#### Task requirements:
All lines below must be repeated exactly, with the pictures omitted.
- - - -
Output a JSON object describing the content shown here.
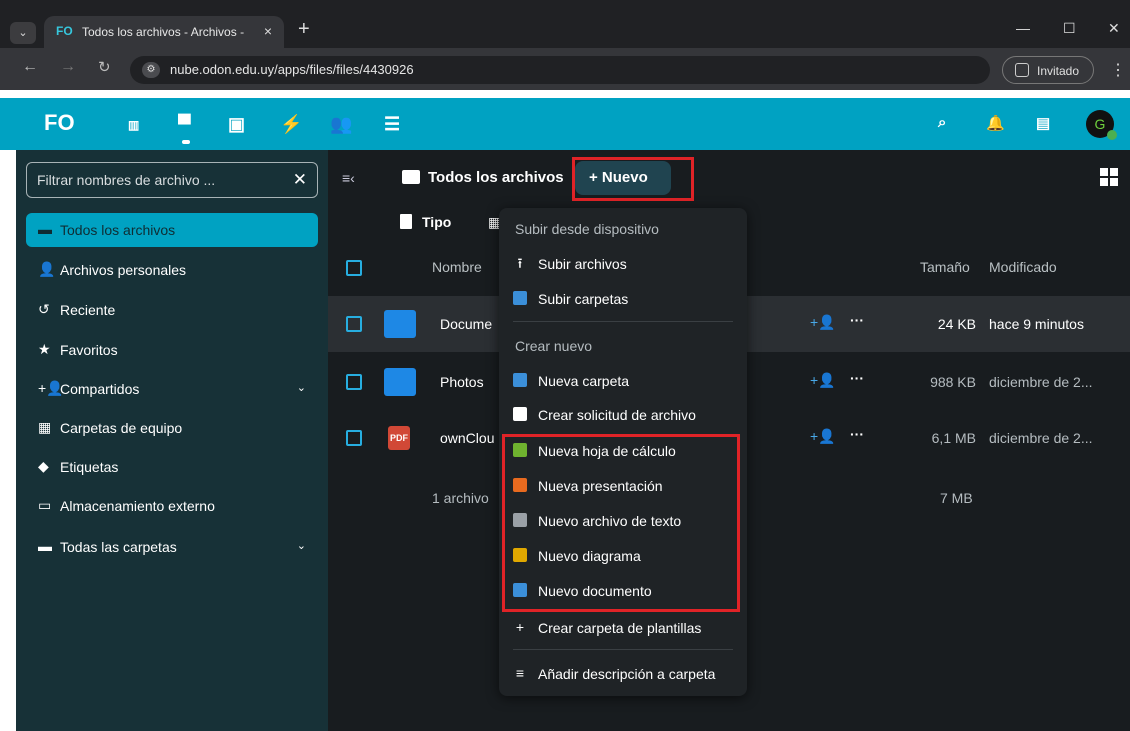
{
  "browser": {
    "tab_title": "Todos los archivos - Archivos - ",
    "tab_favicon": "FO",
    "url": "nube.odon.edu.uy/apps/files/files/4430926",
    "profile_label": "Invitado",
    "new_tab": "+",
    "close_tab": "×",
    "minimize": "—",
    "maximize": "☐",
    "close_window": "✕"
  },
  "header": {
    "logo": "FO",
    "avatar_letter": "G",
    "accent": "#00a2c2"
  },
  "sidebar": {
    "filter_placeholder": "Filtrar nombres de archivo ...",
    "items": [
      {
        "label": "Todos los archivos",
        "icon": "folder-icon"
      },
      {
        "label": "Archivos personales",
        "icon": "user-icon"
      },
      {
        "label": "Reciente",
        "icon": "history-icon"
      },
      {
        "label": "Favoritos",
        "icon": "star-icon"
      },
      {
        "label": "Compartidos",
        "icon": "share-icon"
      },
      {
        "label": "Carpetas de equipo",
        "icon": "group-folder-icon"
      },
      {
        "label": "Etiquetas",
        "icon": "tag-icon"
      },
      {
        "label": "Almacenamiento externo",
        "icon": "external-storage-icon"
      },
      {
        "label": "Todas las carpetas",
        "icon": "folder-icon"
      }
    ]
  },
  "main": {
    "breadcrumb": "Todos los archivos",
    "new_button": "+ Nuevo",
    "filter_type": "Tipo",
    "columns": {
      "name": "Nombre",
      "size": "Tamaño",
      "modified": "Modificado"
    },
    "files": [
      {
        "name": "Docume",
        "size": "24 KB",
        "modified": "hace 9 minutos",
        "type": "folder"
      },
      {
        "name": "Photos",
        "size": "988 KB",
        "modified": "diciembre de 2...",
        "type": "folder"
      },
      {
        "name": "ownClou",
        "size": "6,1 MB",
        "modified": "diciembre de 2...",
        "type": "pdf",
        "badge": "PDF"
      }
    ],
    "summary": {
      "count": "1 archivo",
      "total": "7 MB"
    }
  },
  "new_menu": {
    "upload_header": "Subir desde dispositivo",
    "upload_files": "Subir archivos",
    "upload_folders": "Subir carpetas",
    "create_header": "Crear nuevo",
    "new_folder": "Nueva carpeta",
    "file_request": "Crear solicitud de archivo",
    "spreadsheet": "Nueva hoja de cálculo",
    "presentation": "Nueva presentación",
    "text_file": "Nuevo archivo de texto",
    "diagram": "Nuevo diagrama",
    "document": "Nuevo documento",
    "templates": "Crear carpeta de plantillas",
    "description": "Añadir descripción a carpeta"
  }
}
- - - -
#### The response:
Output a JSON object describing the content shown here.
{
  "browser": {
    "tab_title": "Todos los archivos - Archivos - ",
    "tab_favicon": "FO",
    "url": "nube.odon.edu.uy/apps/files/files/4430926",
    "profile_label": "Invitado",
    "new_tab": "+",
    "close_tab": "×",
    "minimize": "—",
    "maximize": "☐",
    "close_window": "✕"
  },
  "header": {
    "logo": "FO",
    "avatar_letter": "G",
    "accent": "#00a2c2"
  },
  "sidebar": {
    "filter_placeholder": "Filtrar nombres de archivo ...",
    "items": [
      {
        "label": "Todos los archivos",
        "icon": "folder-icon"
      },
      {
        "label": "Archivos personales",
        "icon": "user-icon"
      },
      {
        "label": "Reciente",
        "icon": "history-icon"
      },
      {
        "label": "Favoritos",
        "icon": "star-icon"
      },
      {
        "label": "Compartidos",
        "icon": "share-icon"
      },
      {
        "label": "Carpetas de equipo",
        "icon": "group-folder-icon"
      },
      {
        "label": "Etiquetas",
        "icon": "tag-icon"
      },
      {
        "label": "Almacenamiento externo",
        "icon": "external-storage-icon"
      },
      {
        "label": "Todas las carpetas",
        "icon": "folder-icon"
      }
    ]
  },
  "main": {
    "breadcrumb": "Todos los archivos",
    "new_button": "+ Nuevo",
    "filter_type": "Tipo",
    "columns": {
      "name": "Nombre",
      "size": "Tamaño",
      "modified": "Modificado"
    },
    "files": [
      {
        "name": "Docume",
        "size": "24 KB",
        "modified": "hace 9 minutos",
        "type": "folder"
      },
      {
        "name": "Photos",
        "size": "988 KB",
        "modified": "diciembre de 2...",
        "type": "folder"
      },
      {
        "name": "ownClou",
        "size": "6,1 MB",
        "modified": "diciembre de 2...",
        "type": "pdf",
        "badge": "PDF"
      }
    ],
    "summary": {
      "count": "1 archivo",
      "total": "7 MB"
    }
  },
  "new_menu": {
    "upload_header": "Subir desde dispositivo",
    "upload_files": "Subir archivos",
    "upload_folders": "Subir carpetas",
    "create_header": "Crear nuevo",
    "new_folder": "Nueva carpeta",
    "file_request": "Crear solicitud de archivo",
    "spreadsheet": "Nueva hoja de cálculo",
    "presentation": "Nueva presentación",
    "text_file": "Nuevo archivo de texto",
    "diagram": "Nuevo diagrama",
    "document": "Nuevo documento",
    "templates": "Crear carpeta de plantillas",
    "description": "Añadir descripción a carpeta"
  }
}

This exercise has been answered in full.